— START STORED RECORDS —

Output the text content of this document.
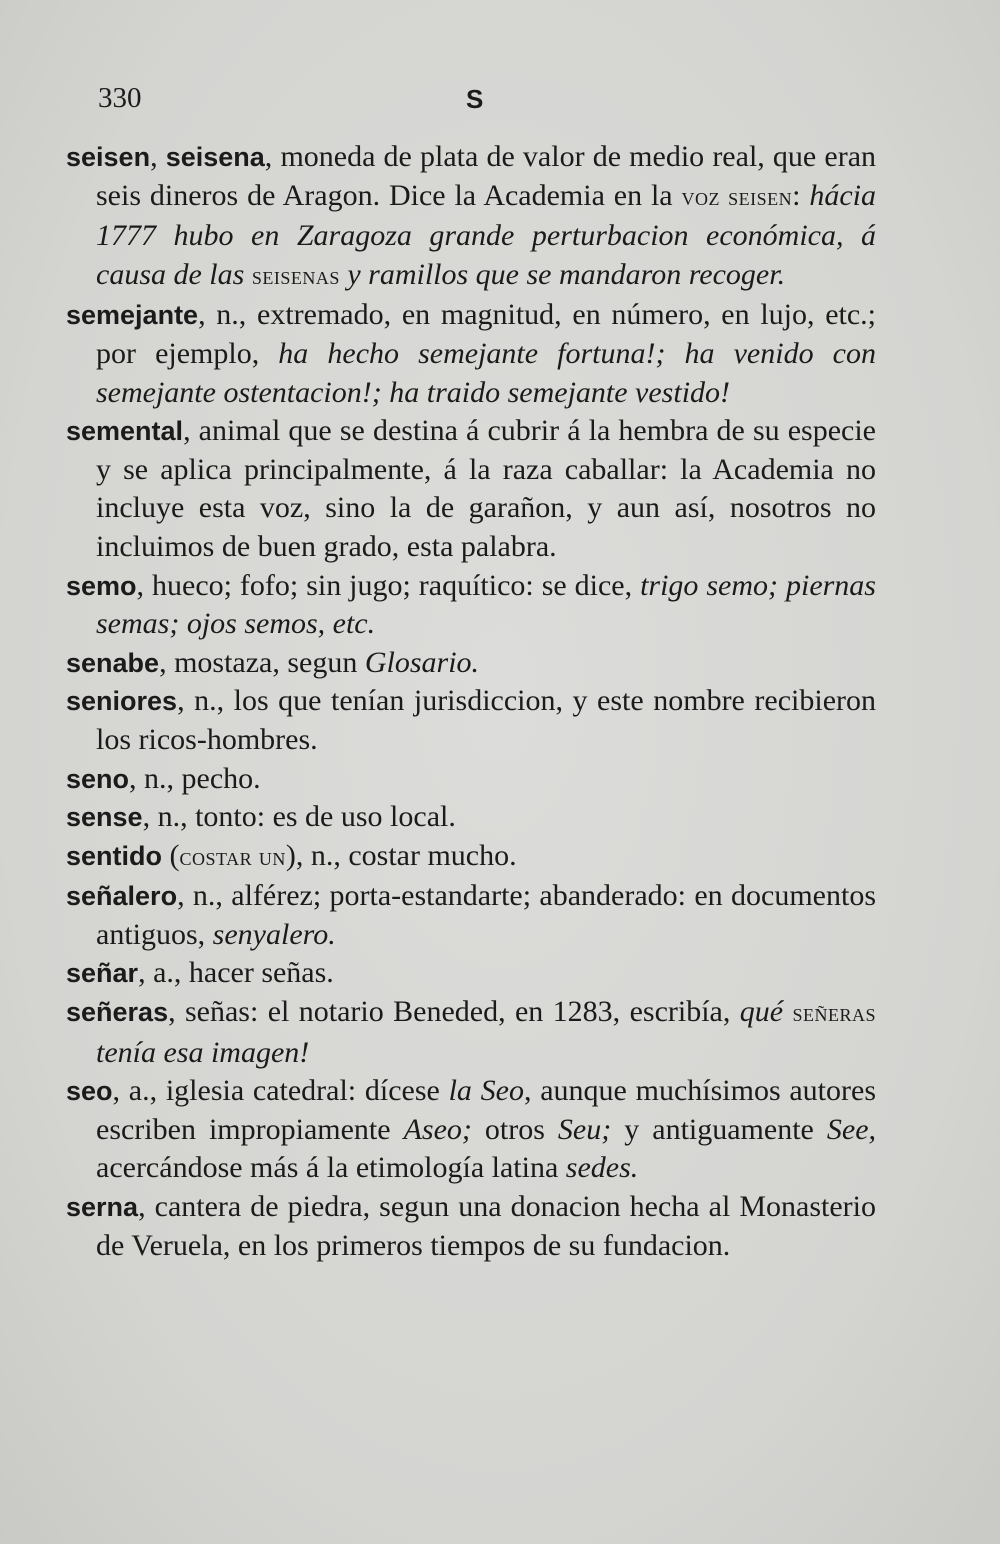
330	S

seisen, seisena, moneda de plata de valor de medio real, que eran seis dineros de Aragon. Dice la Academia en la voz seisen: hácia 1777 hubo en Zaragoza grande perturbacion económica, á causa de las seisenas y ramillos que se mandaron recoger.

semejante, n., extremado, en magnitud, en número, en lujo, etc.; por ejemplo, ha hecho semejante fortuna!; ha venido con semejante ostentacion!; ha traido semejante vestido!

semental, animal que se destina á cubrir á la hembra de su especie y se aplica principalmente, á la raza caballar: la Academia no incluye esta voz, sino la de garañon, y aun así, nosotros no incluimos de buen grado, esta palabra.

semo, hueco; fofo; sin jugo; raquítico: se dice, trigo semo; piernas semas; ojos semos, etc.

senabe, mostaza, segun Glosario.

seniores, n., los que tenían jurisdiccion, y este nombre recibieron los ricos-hombres.

seno, n., pecho.

sense, n., tonto: es de uso local.

sentido (costar un), n., costar mucho.

señalero, n., alférez; porta-estandarte; abanderado: en documentos antiguos, senyalero.

señar, a., hacer señas.

señeras, señas: el notario Beneded, en 1283, escribía, qué señeras tenía esa imagen!

seo, a., iglesia catedral: dícese la Seo, aunque muchísimos autores escriben impropiamente Aseo; otros Seu; y antiguamente See, acercándose más á la etimología latina sedes.

serna, cantera de piedra, segun una donacion hecha al Monasterio de Veruela, en los primeros tiempos de su fundacion.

— END STORED RECORDS —

YOUR INSTRUCTIONS: Return each line exactly as written. Any picture gets left out.

FINAL RESULT:
Output the text content of this document.
330	S

seisen, seisena, moneda de plata de valor de medio real, que eran seis dineros de Aragon. Dice la Academia en la voz seisen: hácia 1777 hubo en Zaragoza grande perturbacion económica, á causa de las seisenas y ramillos que se mandaron recoger.

semejante, n., extremado, en magnitud, en número, en lujo, etc.; por ejemplo, ha hecho semejante fortuna!; ha venido con semejante ostentacion!; ha traido semejante vestido!

semental, animal que se destina á cubrir á la hembra de su especie y se aplica principalmente, á la raza caballar: la Academia no incluye esta voz, sino la de garañon, y aun así, nosotros no incluimos de buen grado, esta palabra.

semo, hueco; fofo; sin jugo; raquítico: se dice, trigo semo; piernas semas; ojos semos, etc.

senabe, mostaza, segun Glosario.

seniores, n., los que tenían jurisdiccion, y este nombre recibieron los ricos-hombres.

seno, n., pecho.

sense, n., tonto: es de uso local.

sentido (costar un), n., costar mucho.

señalero, n., alférez; porta-estandarte; abanderado: en documentos antiguos, senyalero.

señar, a., hacer señas.

señeras, señas: el notario Beneded, en 1283, escribía, qué señeras tenía esa imagen!

seo, a., iglesia catedral: dícese la Seo, aunque muchísimos autores escriben impropiamente Aseo; otros Seu; y antiguamente See, acercándose más á la etimología latina sedes.

serna, cantera de piedra, segun una donacion hecha al Monasterio de Veruela, en los primeros tiempos de su fundacion.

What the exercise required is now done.